■ What you have to do:
Can you give all the records again without altering a single character?
****************
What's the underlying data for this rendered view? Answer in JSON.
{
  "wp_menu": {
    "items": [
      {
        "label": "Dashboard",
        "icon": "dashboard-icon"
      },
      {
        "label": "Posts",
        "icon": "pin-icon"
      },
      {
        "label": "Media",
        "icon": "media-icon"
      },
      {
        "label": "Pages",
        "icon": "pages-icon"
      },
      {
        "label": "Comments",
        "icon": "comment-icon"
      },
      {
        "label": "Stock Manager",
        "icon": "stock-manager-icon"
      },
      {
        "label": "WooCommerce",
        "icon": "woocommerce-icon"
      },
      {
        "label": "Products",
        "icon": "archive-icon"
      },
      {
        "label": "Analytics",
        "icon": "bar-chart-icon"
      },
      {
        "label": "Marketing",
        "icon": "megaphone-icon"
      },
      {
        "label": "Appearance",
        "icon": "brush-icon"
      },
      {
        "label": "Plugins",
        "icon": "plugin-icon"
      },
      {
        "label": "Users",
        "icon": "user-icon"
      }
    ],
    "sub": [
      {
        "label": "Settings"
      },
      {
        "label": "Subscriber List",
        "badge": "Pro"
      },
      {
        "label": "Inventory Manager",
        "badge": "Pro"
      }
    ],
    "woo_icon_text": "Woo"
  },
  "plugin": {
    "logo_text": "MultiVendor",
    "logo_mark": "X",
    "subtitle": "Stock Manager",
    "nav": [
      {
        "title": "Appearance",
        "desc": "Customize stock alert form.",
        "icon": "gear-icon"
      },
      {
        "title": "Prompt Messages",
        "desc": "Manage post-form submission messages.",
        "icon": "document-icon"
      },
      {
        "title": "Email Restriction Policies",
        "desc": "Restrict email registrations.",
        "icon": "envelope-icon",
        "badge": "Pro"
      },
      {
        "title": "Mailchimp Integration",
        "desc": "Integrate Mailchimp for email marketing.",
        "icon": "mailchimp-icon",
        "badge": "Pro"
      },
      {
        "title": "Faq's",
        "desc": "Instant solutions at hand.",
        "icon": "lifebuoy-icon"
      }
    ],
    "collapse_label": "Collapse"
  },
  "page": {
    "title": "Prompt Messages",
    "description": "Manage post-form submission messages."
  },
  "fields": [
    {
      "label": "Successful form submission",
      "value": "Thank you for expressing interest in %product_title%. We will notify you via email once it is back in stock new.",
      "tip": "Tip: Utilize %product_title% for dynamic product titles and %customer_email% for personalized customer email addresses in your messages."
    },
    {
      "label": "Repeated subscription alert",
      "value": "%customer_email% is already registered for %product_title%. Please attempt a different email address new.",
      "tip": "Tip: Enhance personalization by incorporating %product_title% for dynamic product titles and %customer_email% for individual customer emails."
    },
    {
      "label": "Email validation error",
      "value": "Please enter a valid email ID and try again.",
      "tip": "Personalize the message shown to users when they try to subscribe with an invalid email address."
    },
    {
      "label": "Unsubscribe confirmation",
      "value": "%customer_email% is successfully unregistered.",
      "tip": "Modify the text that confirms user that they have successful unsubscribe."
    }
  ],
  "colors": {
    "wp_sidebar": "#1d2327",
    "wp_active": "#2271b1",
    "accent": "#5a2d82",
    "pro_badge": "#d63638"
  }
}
****************
■ Correct output:
What's the underlying data for this rendered view? Answer in JSON.
{
  "wp_menu": {
    "items": [
      {
        "label": "Dashboard",
        "icon": "dashboard-icon"
      },
      {
        "label": "Posts",
        "icon": "pin-icon"
      },
      {
        "label": "Media",
        "icon": "media-icon"
      },
      {
        "label": "Pages",
        "icon": "pages-icon"
      },
      {
        "label": "Comments",
        "icon": "comment-icon"
      },
      {
        "label": "Stock Manager",
        "icon": "stock-manager-icon"
      },
      {
        "label": "WooCommerce",
        "icon": "woocommerce-icon"
      },
      {
        "label": "Products",
        "icon": "archive-icon"
      },
      {
        "label": "Analytics",
        "icon": "bar-chart-icon"
      },
      {
        "label": "Marketing",
        "icon": "megaphone-icon"
      },
      {
        "label": "Appearance",
        "icon": "brush-icon"
      },
      {
        "label": "Plugins",
        "icon": "plugin-icon"
      },
      {
        "label": "Users",
        "icon": "user-icon"
      }
    ],
    "sub": [
      {
        "label": "Settings"
      },
      {
        "label": "Subscriber List",
        "badge": "Pro"
      },
      {
        "label": "Inventory Manager",
        "badge": "Pro"
      }
    ],
    "woo_icon_text": "Woo"
  },
  "plugin": {
    "logo_text": "MultiVendor",
    "logo_mark": "X",
    "subtitle": "Stock Manager",
    "nav": [
      {
        "title": "Appearance",
        "desc": "Customize stock alert form.",
        "icon": "gear-icon"
      },
      {
        "title": "Prompt Messages",
        "desc": "Manage post-form submission messages.",
        "icon": "document-icon"
      },
      {
        "title": "Email Restriction Policies",
        "desc": "Restrict email registrations.",
        "icon": "envelope-icon",
        "badge": "Pro"
      },
      {
        "title": "Mailchimp Integration",
        "desc": "Integrate Mailchimp for email marketing.",
        "icon": "mailchimp-icon",
        "badge": "Pro"
      },
      {
        "title": "Faq's",
        "desc": "Instant solutions at hand.",
        "icon": "lifebuoy-icon"
      }
    ],
    "collapse_label": "Collapse"
  },
  "page": {
    "title": "Prompt Messages",
    "description": "Manage post-form submission messages."
  },
  "fields": [
    {
      "label": "Successful form submission",
      "value": "Thank you for expressing interest in %product_title%. We will notify you via email once it is back in stock new.",
      "tip": "Tip: Utilize %product_title% for dynamic product titles and %customer_email% for personalized customer email addresses in your messages."
    },
    {
      "label": "Repeated subscription alert",
      "value": "%customer_email% is already registered for %product_title%. Please attempt a different email address new.",
      "tip": "Tip: Enhance personalization by incorporating %product_title% for dynamic product titles and %customer_email% for individual customer emails."
    },
    {
      "label": "Email validation error",
      "value": "Please enter a valid email ID and try again.",
      "tip": "Personalize the message shown to users when they try to subscribe with an invalid email address."
    },
    {
      "label": "Unsubscribe confirmation",
      "value": "%customer_email% is successfully unregistered.",
      "tip": "Modify the text that confirms user that they have successful unsubscribe."
    }
  ],
  "colors": {
    "wp_sidebar": "#1d2327",
    "wp_active": "#2271b1",
    "accent": "#5a2d82",
    "pro_badge": "#d63638"
  }
}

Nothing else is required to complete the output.